*TO DO:*
Scan the lines below; pull out those with "Hard".

*Document page entries with text:*
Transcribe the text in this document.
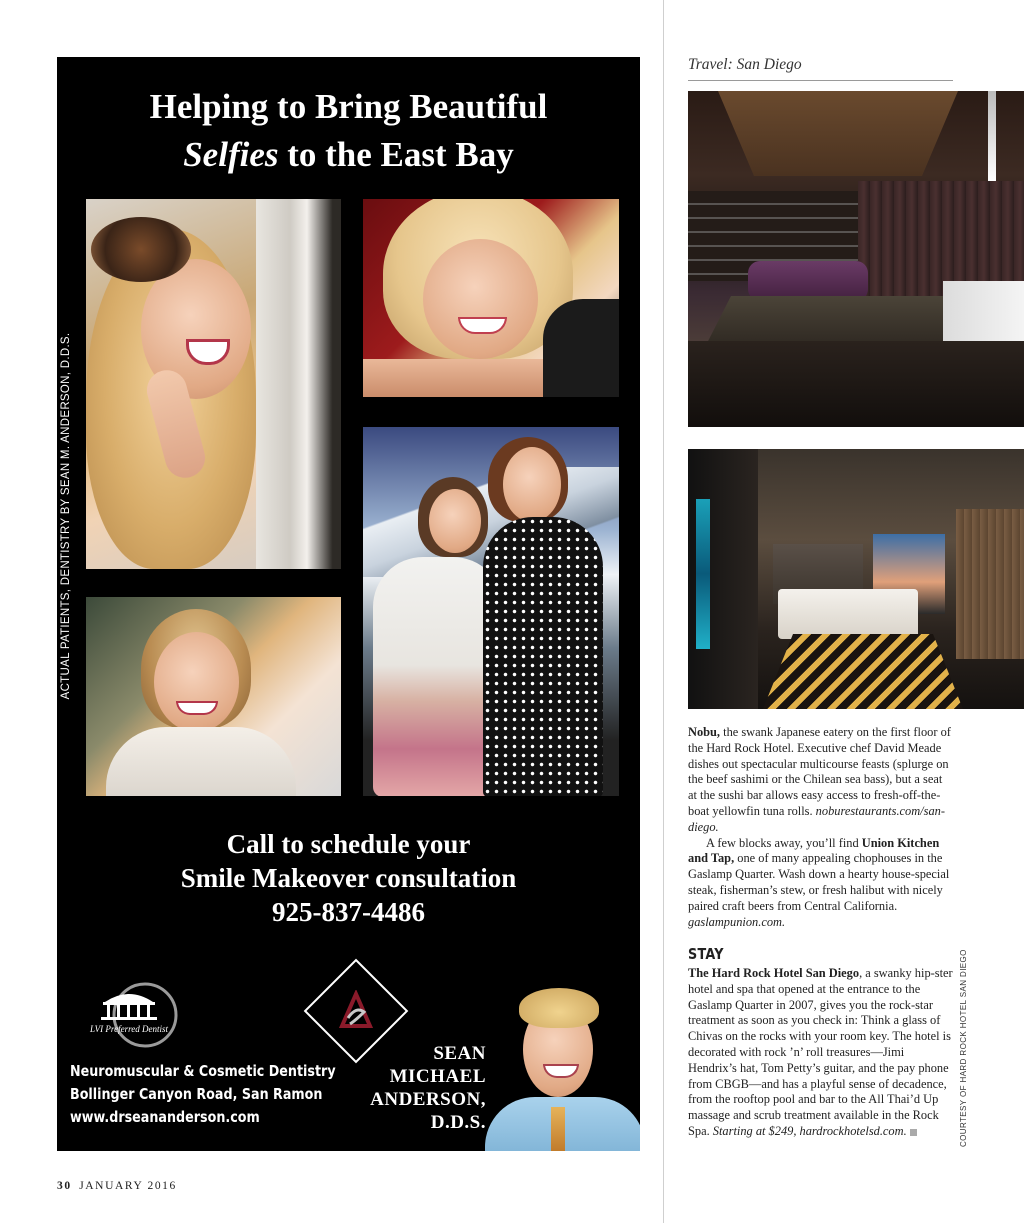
Helping to Bring Beautiful
Selfies to the East Bay
ACTUAL PATIENTS, DENTISTRY BY SEAN M. ANDERSON, D.D.S.
Call to schedule your
Smile Makeover consultation
925-837-4486
LVI Preferred Dentist
Neuromuscular & Cosmetic Dentistry
Bollinger Canyon Road, San Ramon
www.drseananderson.com
SEAN
MICHAEL
ANDERSON,
D.D.S.
30 JANUARY 2016
Travel: San Diego

Nobu, the swank Japanese eatery on the first floor of the Hard Rock Hotel. Executive chef David Meade dishes out spectacular multicourse feasts (splurge on the beef sashimi or the Chilean sea bass), but a seat at the sushi bar allows easy access to fresh-off-the-boat yellowfin tuna rolls. noburestaurants.com/san-diego.

A few blocks away, you’ll find Union Kitchen and Tap, one of many appealing chophouses in the Gaslamp Quarter. Wash down a hearty house-special steak, fisherman’s stew, or fresh halibut with nicely paired craft beers from Central California. gaslampunion.com.

STAY

The Hard Rock Hotel San Diego, a swanky hip-ster hotel and spa that opened at the entrance to the Gaslamp Quarter in 2007, gives you the rock-star treatment as soon as you check in: Think a glass of Chivas on the rocks with your room key. The hotel is decorated with rock ’n’ roll treasures—Jimi Hendrix’s hat, Tom Petty’s guitar, and the pay phone from CBGB—and has a playful sense of decadence, from the rooftop pool and bar to the All Thai’d Up massage and scrub treatment available in the Rock Spa. Starting at $249, hardrockhotelsd.com.	COURTESY OF HARD ROCK HOTEL SAN DIEGO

*RESULT OF THIS TASK:*
Nobu, the swank Japanese eatery on the first floor of the Hard Rock Hotel. Executive chef David Meade dishes out spectacular multicourse feasts (splurge on the beef sashimi or the Chilean sea bass), but a seat at the sushi bar allows easy access to fresh-off-the-boat yellowfin tuna rolls. noburestaurants.com/san-diego.
The Hard Rock Hotel San Diego, a swanky hip-ster hotel and spa that opened at the entrance to the Gaslamp Quarter in 2007, gives you the rock-star treatment as soon as you check in: Think a glass of Chivas on the rocks with your room key. The hotel is decorated with rock ’n’ roll treasures—Jimi Hendrix’s hat, Tom Petty’s guitar, and the pay phone from CBGB—and has a playful sense of decadence, from the rooftop pool and bar to the All Thai’d Up massage and scrub treatment available in the Rock Spa. Starting at $249, hardrockhotelsd.com.	COURTESY OF HARD ROCK HOTEL SAN DIEGO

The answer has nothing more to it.